**Written task**
Copy the records below exactly, leaving out any pictures.

**Material provided**
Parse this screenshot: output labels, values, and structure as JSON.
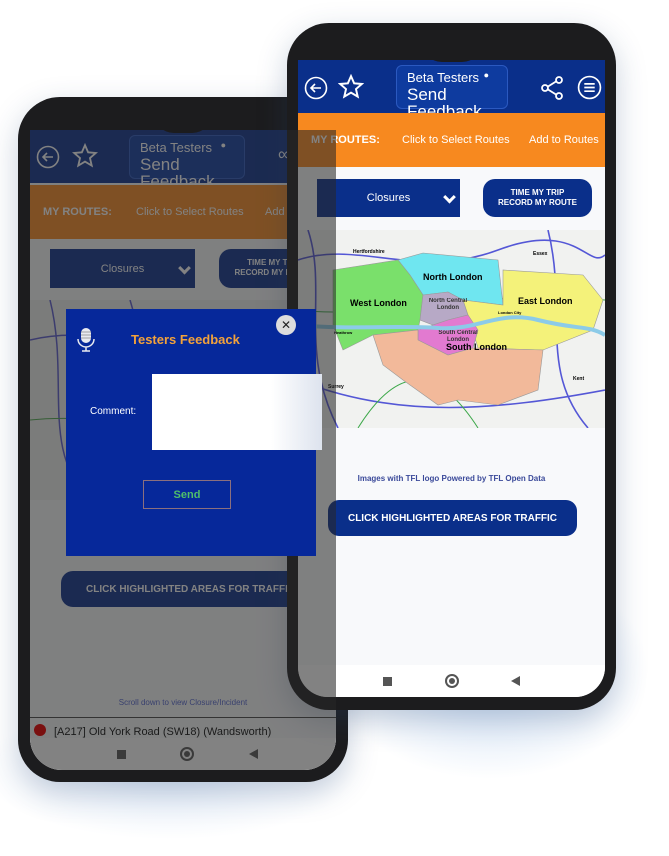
{
  "app": {
    "feedback_button": {
      "line1": "Beta Testers",
      "line2": "Send Feedback"
    },
    "my_routes_label": "MY ROUTES:",
    "select_routes": "Click to Select Routes",
    "add_routes": "Add to Routes",
    "dropdown_value": "Closures",
    "time_trip": {
      "line1": "TIME MY TRIP",
      "line2": "RECORD MY ROUTE"
    },
    "credit": "Images with TFL logo Powered by TFL Open Data",
    "traffic_button": "CLICK HIGHLIGHTED AREAS FOR TRAFFIC",
    "icons": [
      "back-arrow-icon",
      "star-icon",
      "share-icon",
      "menu-icon",
      "mic-icon",
      "close-icon"
    ],
    "colors": {
      "header": "#0a2f8a",
      "routes_bar": "#f7891f",
      "dialog": "#06289a",
      "dialog_title": "#f3a23a",
      "send": "#4fbf6a"
    }
  },
  "map": {
    "regions": {
      "north": "North London",
      "west": "West London",
      "east": "East London",
      "north_central": "North Central London",
      "south_central": "South Central London",
      "south": "South London"
    },
    "places": {
      "hertfordshire": "Hertfordshire",
      "essex": "Essex",
      "surrey": "Surrey",
      "kent": "Kent",
      "heathrow": "Heathrow",
      "london_city": "London City"
    }
  },
  "dialog": {
    "title": "Testers Feedback",
    "comment_label": "Comment:",
    "comment_value": "",
    "send_label": "Send"
  },
  "back_screen": {
    "scroll_hint": "Scroll down to view Closure/Incident",
    "incident": "[A217] Old York Road (SW18) (Wandsworth)"
  }
}
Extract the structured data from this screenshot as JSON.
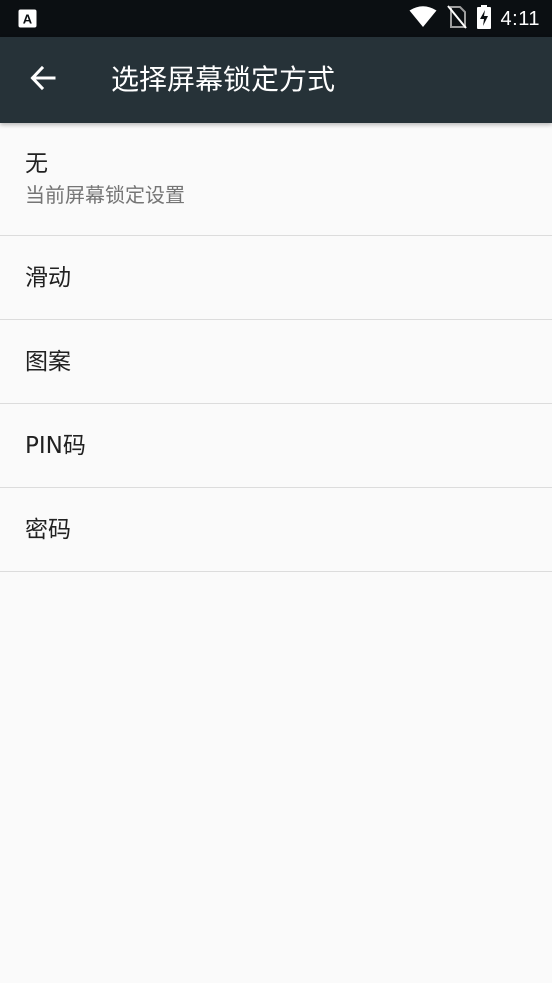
{
  "status_bar": {
    "time": "4:11",
    "icons": [
      "a-notification-icon",
      "wifi-icon",
      "no-sim-icon",
      "battery-charging-icon"
    ],
    "notification_letter": "A"
  },
  "app_bar": {
    "title": "选择屏幕锁定方式",
    "back_icon": "arrow-back-icon"
  },
  "options": [
    {
      "title": "无",
      "subtitle": "当前屏幕锁定设置"
    },
    {
      "title": "滑动"
    },
    {
      "title": "图案"
    },
    {
      "title": "PIN码"
    },
    {
      "title": "密码"
    }
  ],
  "colors": {
    "status_bar_bg": "#0b0f12",
    "app_bar_bg": "#263238",
    "page_bg": "#fafafa",
    "divider": "#dcdcdc",
    "primary_text": "#212121",
    "secondary_text": "#757575"
  }
}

**Answer for the task**
Parse this screenshot: output labels, values, and structure as JSON.
{
  "app": {
    "feedback_button": {
      "line1": "Beta Testers",
      "line2": "Send Feedback"
    },
    "my_routes_label": "MY ROUTES:",
    "select_routes": "Click to Select Routes",
    "add_routes": "Add to Routes",
    "dropdown_value": "Closures",
    "time_trip": {
      "line1": "TIME MY TRIP",
      "line2": "RECORD MY ROUTE"
    },
    "credit": "Images with TFL logo Powered by TFL Open Data",
    "traffic_button": "CLICK HIGHLIGHTED AREAS FOR TRAFFIC",
    "icons": [
      "back-arrow-icon",
      "star-icon",
      "share-icon",
      "menu-icon",
      "mic-icon",
      "close-icon"
    ],
    "colors": {
      "header": "#0a2f8a",
      "routes_bar": "#f7891f",
      "dialog": "#06289a",
      "dialog_title": "#f3a23a",
      "send": "#4fbf6a"
    }
  },
  "map": {
    "regions": {
      "north": "North London",
      "west": "West London",
      "east": "East London",
      "north_central": "North Central London",
      "south_central": "South Central London",
      "south": "South London"
    },
    "places": {
      "hertfordshire": "Hertfordshire",
      "essex": "Essex",
      "surrey": "Surrey",
      "kent": "Kent",
      "heathrow": "Heathrow",
      "london_city": "London City"
    }
  },
  "dialog": {
    "title": "Testers Feedback",
    "comment_label": "Comment:",
    "comment_value": "",
    "send_label": "Send"
  },
  "back_screen": {
    "scroll_hint": "Scroll down to view Closure/Incident",
    "incident": "[A217] Old York Road (SW18) (Wandsworth)"
  }
}
Extract the structured data from this screenshot as JSON.
{
  "status_bar": {
    "time": "4:11",
    "icons": [
      "a-notification-icon",
      "wifi-icon",
      "no-sim-icon",
      "battery-charging-icon"
    ],
    "notification_letter": "A"
  },
  "app_bar": {
    "title": "选择屏幕锁定方式",
    "back_icon": "arrow-back-icon"
  },
  "options": [
    {
      "title": "无",
      "subtitle": "当前屏幕锁定设置"
    },
    {
      "title": "滑动"
    },
    {
      "title": "图案"
    },
    {
      "title": "PIN码"
    },
    {
      "title": "密码"
    }
  ],
  "colors": {
    "status_bar_bg": "#0b0f12",
    "app_bar_bg": "#263238",
    "page_bg": "#fafafa",
    "divider": "#dcdcdc",
    "primary_text": "#212121",
    "secondary_text": "#757575"
  }
}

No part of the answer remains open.